* [Information provided]:
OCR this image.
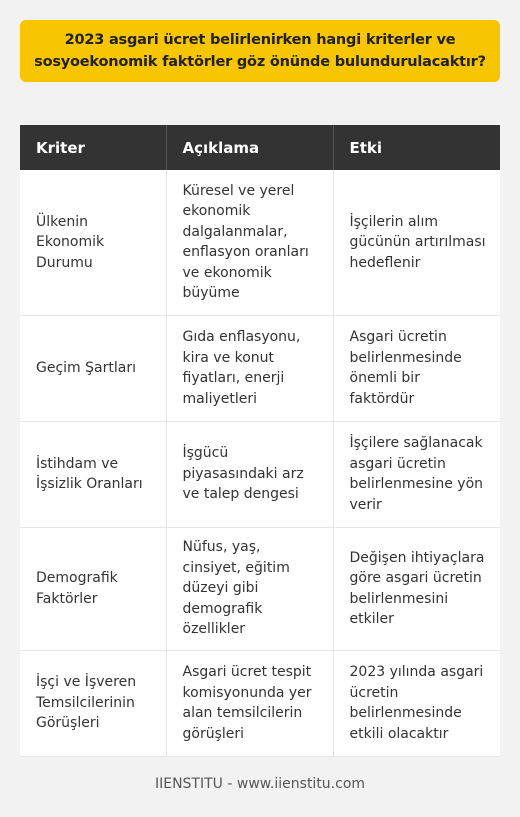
2023 asgari ücret belirlenirken hangi kriterler ve
sosyoekonomik faktörler göz önünde bulundurulacaktır?
Kriter	Açıklama	Etki
Ülkenin Ekonomik Durumu	Küresel ve yerel ekonomik dalgalanmalar, enflasyon oranları ve ekonomik büyüme	İşçilerin alım gücünün artırılması hedeflenir
Geçim Şartları	Gıda enflasyonu, kira ve konut fiyatları, enerji maliyetleri	Asgari ücretin belirlenmesinde önemli bir faktördür
İstihdam ve İşsizlik Oranları	İşgücü piyasasındaki arz ve talep dengesi	İşçilere sağlanacak asgari ücretin belirlenmesine yön verir
Demografik Faktörler	Nüfus, yaş, cinsiyet, eğitim düzeyi gibi demografik özellikler	Değişen ihtiyaçlara göre asgari ücretin belirlenmesini etkiler
İşçi ve İşveren Temsilcilerinin Görüşleri	Asgari ücret tespit komisyonunda yer alan temsilcilerin görüşleri	2023 yılında asgari ücretin belirlenmesinde etkili olacaktır
IIENSTITU - www.iienstitu.com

* [Task directions]: Identify every line where the string "belirlenmesinde" appears.

* [Exercise solution]:
Geçim Şartları	Gıda enflasyonu, kira ve konut fiyatları, enerji maliyetleri	Asgari ücretin belirlenmesinde önemli bir faktördür
İşçi ve İşveren Temsilcilerinin Görüşleri	Asgari ücret tespit komisyonunda yer alan temsilcilerin görüşleri	2023 yılında asgari ücretin belirlenmesinde etkili olacaktır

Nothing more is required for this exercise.